▶ [Problem to work on] Set out as a numbered list the lines below, from the line with "x-tick-label: 3 [400, 462, 411, 484]" up to and including the line with "y-tick-label: 100 [91, 230, 120, 252]", leaving out any blank lines.

** Start Material provided **

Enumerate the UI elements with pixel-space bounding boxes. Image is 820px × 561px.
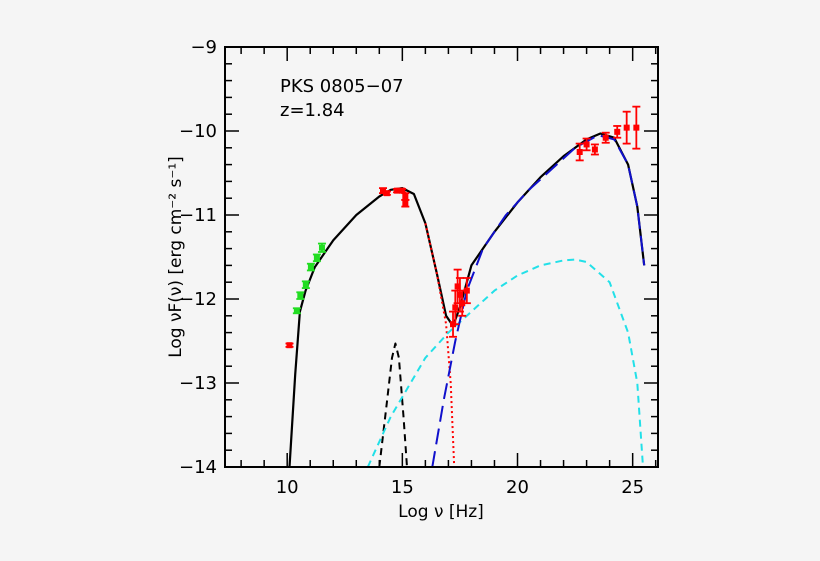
data-point bbox=[382, 190, 391, 197]
marker bbox=[452, 304, 459, 311]
marker bbox=[591, 146, 598, 153]
y-tick-label: −10 bbox=[179, 121, 217, 142]
y-axis-label: Log νF(ν) [erg cm⁻² s⁻¹] bbox=[166, 156, 186, 358]
marker bbox=[307, 264, 314, 271]
marker bbox=[399, 187, 406, 194]
model-curve-dashed bbox=[378, 342, 408, 467]
redshift-annotation: z=1.84 bbox=[280, 100, 345, 121]
model-curve-solid bbox=[288, 132, 646, 467]
y-tick-label: −11 bbox=[179, 205, 217, 226]
x-tick-label: 20 bbox=[506, 477, 529, 498]
marker bbox=[394, 187, 401, 194]
data-point bbox=[458, 289, 467, 317]
data-point bbox=[462, 277, 471, 305]
marker bbox=[576, 149, 583, 155]
data-point bbox=[401, 192, 410, 201]
data-point bbox=[590, 143, 599, 156]
marker bbox=[313, 254, 320, 261]
model-curve-dotted bbox=[424, 223, 456, 467]
y-tick-label: −9 bbox=[190, 37, 217, 58]
axes: 10 15 20 25 −9 −10 −11 −12 −13 −14 bbox=[179, 37, 659, 498]
marker bbox=[614, 128, 621, 135]
marker bbox=[302, 281, 309, 288]
data-point bbox=[401, 198, 410, 208]
marker bbox=[583, 141, 590, 148]
data-point bbox=[613, 125, 622, 139]
marker bbox=[623, 124, 630, 131]
y-tick-label: −14 bbox=[179, 457, 217, 478]
data-point bbox=[622, 110, 631, 145]
marker bbox=[456, 291, 463, 298]
x-axis-label: Log ν [Hz] bbox=[398, 502, 484, 522]
data-point bbox=[317, 242, 326, 253]
marker bbox=[286, 342, 293, 349]
data-point bbox=[582, 137, 591, 152]
marker bbox=[402, 193, 409, 200]
data-point bbox=[575, 142, 584, 162]
marker bbox=[463, 287, 470, 294]
marker bbox=[402, 200, 409, 207]
data-point bbox=[292, 307, 301, 315]
data-point bbox=[285, 342, 294, 349]
x-tick-label: 10 bbox=[276, 477, 299, 498]
marker bbox=[633, 124, 640, 131]
model-curve-dashed bbox=[366, 258, 644, 467]
marker bbox=[454, 283, 461, 290]
data-point bbox=[312, 253, 321, 263]
source-name-annotation: PKS 0805−07 bbox=[280, 76, 404, 97]
x-tick-label: 15 bbox=[391, 477, 414, 498]
model-curve-longdash bbox=[431, 134, 646, 467]
marker bbox=[293, 307, 300, 314]
data-points bbox=[285, 105, 641, 349]
y-tick-label: −12 bbox=[179, 289, 217, 310]
marker bbox=[318, 244, 325, 251]
y-tick-label: −13 bbox=[179, 373, 217, 394]
marker bbox=[459, 300, 466, 307]
marker bbox=[297, 292, 304, 299]
marker bbox=[383, 190, 390, 197]
data-point bbox=[306, 262, 315, 272]
model-curves bbox=[288, 132, 646, 467]
marker bbox=[602, 134, 609, 141]
data-point bbox=[301, 280, 310, 289]
x-tick-label: 25 bbox=[621, 477, 644, 498]
data-point bbox=[296, 291, 305, 300]
data-point bbox=[632, 105, 641, 150]
plot-frame bbox=[224, 46, 659, 468]
data-point bbox=[601, 131, 610, 144]
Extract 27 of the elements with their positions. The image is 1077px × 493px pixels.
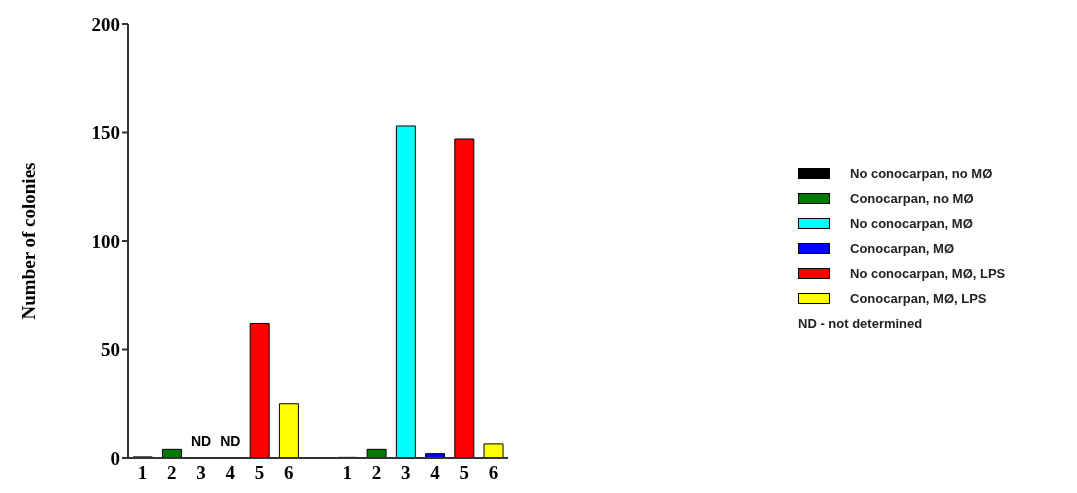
x-tick-label: 3 [400, 462, 411, 484]
legend-label: Conocarpan, MØ, LPS [850, 290, 987, 306]
y-tick-label: 50 [101, 339, 120, 361]
text: ND - not determined [798, 314, 924, 333]
y-tick-label: 150 [91, 122, 120, 144]
legend-label: No conocarpan, MØ, LPS [850, 265, 1006, 281]
y-axis-title: Number of colonies [17, 162, 39, 320]
x-tick-label: 1 [342, 462, 352, 484]
y-tick-label: 0 [110, 447, 120, 469]
y-tick-label: 200 [91, 13, 120, 35]
x-tick-label: 2 [167, 462, 177, 484]
annotation: ND [220, 433, 241, 449]
legend-label: No conocarpan, MØ [850, 215, 973, 231]
x-tick-label: 5 [254, 462, 265, 484]
x-tick-label: 6 [488, 462, 499, 484]
annotation: ND [190, 433, 212, 449]
y-tick-label: 100 [91, 230, 120, 252]
x-tick-label: 4 [430, 462, 441, 484]
x-tick-label: 5 [459, 462, 469, 484]
legend-label: No conocarpan, no MØ [850, 165, 993, 181]
x-tick-label: 1 [137, 462, 148, 484]
x-tick-label: 4 [225, 462, 236, 484]
x-tick-label: 3 [196, 462, 206, 484]
x-tick-label: 6 [284, 462, 294, 484]
x-tick-label: 2 [371, 462, 382, 484]
legend-label: Conocarpan, no MØ [850, 190, 974, 206]
legend-label: Conocarpan, MØ [850, 240, 955, 256]
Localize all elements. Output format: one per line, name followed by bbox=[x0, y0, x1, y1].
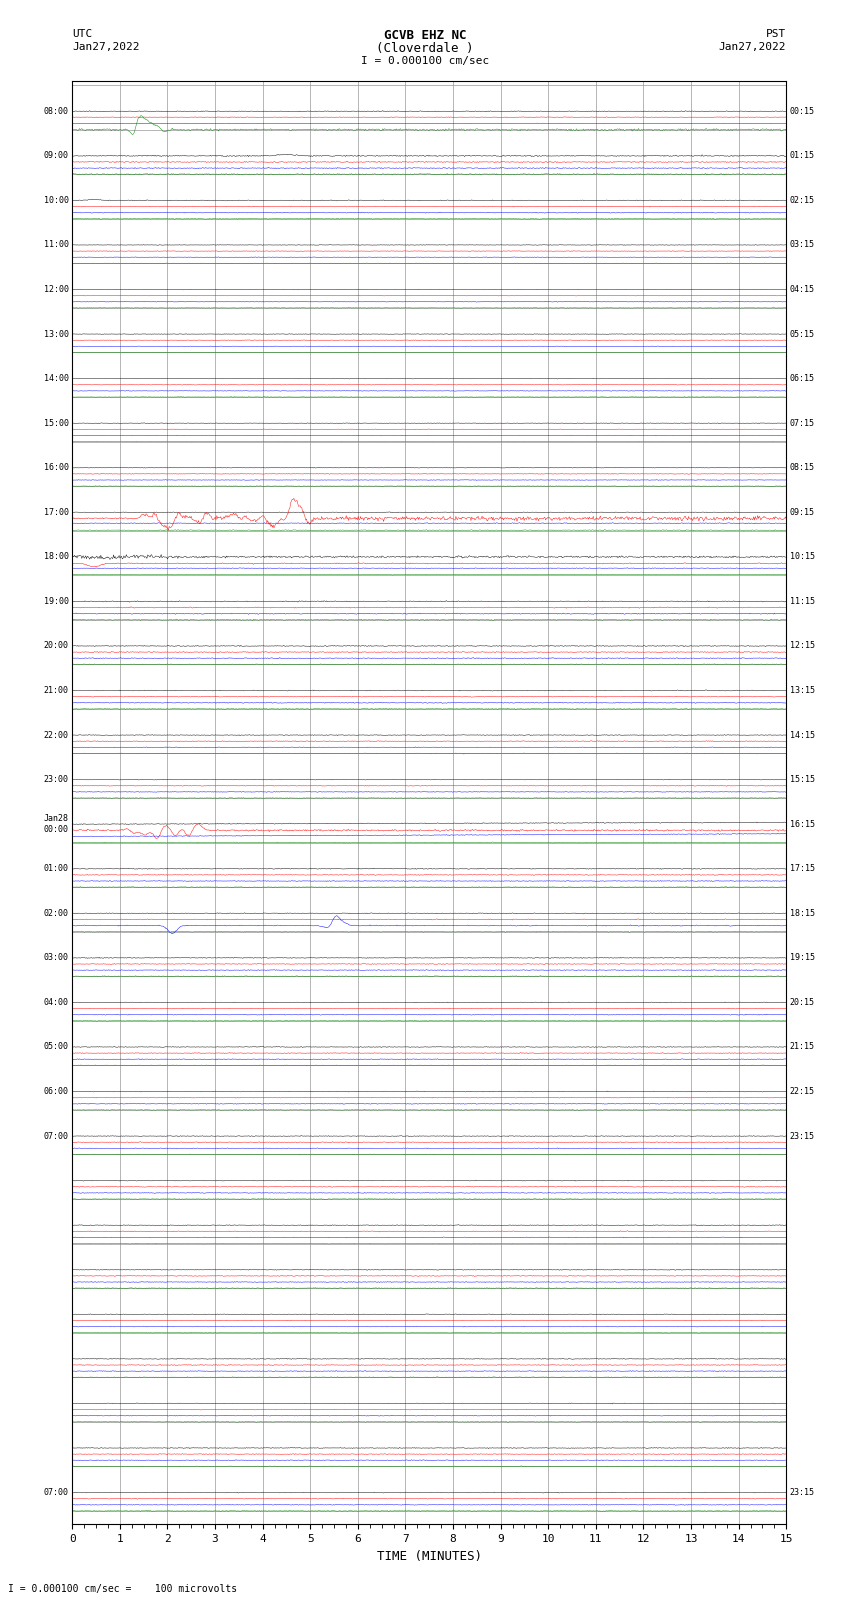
Text: 21:15: 21:15 bbox=[790, 1042, 814, 1052]
Text: 14:15: 14:15 bbox=[790, 731, 814, 740]
Text: 18:15: 18:15 bbox=[790, 908, 814, 918]
Text: 05:00: 05:00 bbox=[44, 1042, 69, 1052]
Text: 13:00: 13:00 bbox=[44, 329, 69, 339]
Text: 06:15: 06:15 bbox=[790, 374, 814, 384]
Text: 10:15: 10:15 bbox=[790, 552, 814, 561]
Text: 06:00: 06:00 bbox=[44, 1087, 69, 1095]
Text: 01:15: 01:15 bbox=[790, 152, 814, 160]
Text: 17:00: 17:00 bbox=[44, 508, 69, 516]
Text: 22:15: 22:15 bbox=[790, 1087, 814, 1095]
Text: 07:15: 07:15 bbox=[790, 419, 814, 427]
Text: 20:15: 20:15 bbox=[790, 998, 814, 1007]
Text: 09:15: 09:15 bbox=[790, 508, 814, 516]
Text: 11:15: 11:15 bbox=[790, 597, 814, 606]
Text: 21:00: 21:00 bbox=[44, 686, 69, 695]
X-axis label: TIME (MINUTES): TIME (MINUTES) bbox=[377, 1550, 482, 1563]
Text: Jan27,2022: Jan27,2022 bbox=[719, 42, 786, 52]
Text: 01:00: 01:00 bbox=[44, 865, 69, 873]
Text: Jan28
00:00: Jan28 00:00 bbox=[44, 815, 69, 834]
Text: 23:15: 23:15 bbox=[790, 1489, 814, 1497]
Text: PST: PST bbox=[766, 29, 786, 39]
Text: 19:15: 19:15 bbox=[790, 953, 814, 963]
Text: 08:00: 08:00 bbox=[44, 106, 69, 116]
Text: 11:00: 11:00 bbox=[44, 240, 69, 250]
Text: 07:00: 07:00 bbox=[44, 1132, 69, 1140]
Text: 07:00: 07:00 bbox=[44, 1489, 69, 1497]
Text: 03:00: 03:00 bbox=[44, 953, 69, 963]
Text: 23:00: 23:00 bbox=[44, 776, 69, 784]
Text: 13:15: 13:15 bbox=[790, 686, 814, 695]
Text: 02:00: 02:00 bbox=[44, 908, 69, 918]
Text: 12:15: 12:15 bbox=[790, 642, 814, 650]
Text: Jan27,2022: Jan27,2022 bbox=[72, 42, 139, 52]
Text: I = 0.000100 cm/sec =    100 microvolts: I = 0.000100 cm/sec = 100 microvolts bbox=[8, 1584, 238, 1594]
Text: 19:00: 19:00 bbox=[44, 597, 69, 606]
Text: GCVB EHZ NC: GCVB EHZ NC bbox=[383, 29, 467, 42]
Text: 16:00: 16:00 bbox=[44, 463, 69, 473]
Text: 09:00: 09:00 bbox=[44, 152, 69, 160]
Text: 04:00: 04:00 bbox=[44, 998, 69, 1007]
Text: 22:00: 22:00 bbox=[44, 731, 69, 740]
Text: 04:15: 04:15 bbox=[790, 286, 814, 294]
Text: 12:00: 12:00 bbox=[44, 286, 69, 294]
Text: 08:15: 08:15 bbox=[790, 463, 814, 473]
Text: 23:15: 23:15 bbox=[790, 1132, 814, 1140]
Text: 10:00: 10:00 bbox=[44, 195, 69, 205]
Text: 00:15: 00:15 bbox=[790, 106, 814, 116]
Text: 15:15: 15:15 bbox=[790, 776, 814, 784]
Text: 03:15: 03:15 bbox=[790, 240, 814, 250]
Text: 15:00: 15:00 bbox=[44, 419, 69, 427]
Text: 14:00: 14:00 bbox=[44, 374, 69, 384]
Text: 16:15: 16:15 bbox=[790, 819, 814, 829]
Text: 02:15: 02:15 bbox=[790, 195, 814, 205]
Text: 05:15: 05:15 bbox=[790, 329, 814, 339]
Text: UTC: UTC bbox=[72, 29, 93, 39]
Text: 17:15: 17:15 bbox=[790, 865, 814, 873]
Text: (Cloverdale ): (Cloverdale ) bbox=[377, 42, 473, 55]
Text: 20:00: 20:00 bbox=[44, 642, 69, 650]
Text: I = 0.000100 cm/sec: I = 0.000100 cm/sec bbox=[361, 56, 489, 66]
Text: 18:00: 18:00 bbox=[44, 552, 69, 561]
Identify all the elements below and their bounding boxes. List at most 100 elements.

** End Material provided **

▶ [Complete answer]
1. x-tick-label: 3 [400, 462, 411, 484]
2. legend-label: Conocarpan, MØ, LPS [850, 290, 987, 306]
3. y-tick-label: 50 [101, 339, 120, 361]
4. text: ND - not determined [798, 314, 924, 333]
5. y-tick-label: 150 [91, 122, 120, 144]
6. legend-label: No conocarpan, MØ, LPS [850, 265, 1006, 281]
7. y-axis-title: Number of colonies [17, 162, 39, 320]
8. x-tick-label: 1 [342, 462, 352, 484]
9. y-tick-label: 0 [110, 447, 120, 469]
10. y-tick-label: 200 [91, 13, 120, 35]
11. x-tick-label: 2 [167, 462, 177, 484]
12. annotation: ND [220, 433, 241, 449]
13. legend-label: No conocarpan, MØ [850, 215, 973, 231]
14. x-tick-label: 5 [254, 462, 265, 484]
15. x-tick-label: 6 [488, 462, 499, 484]
16. annotation: ND [190, 433, 212, 449]
17. y-tick-label: 100 [91, 230, 120, 252]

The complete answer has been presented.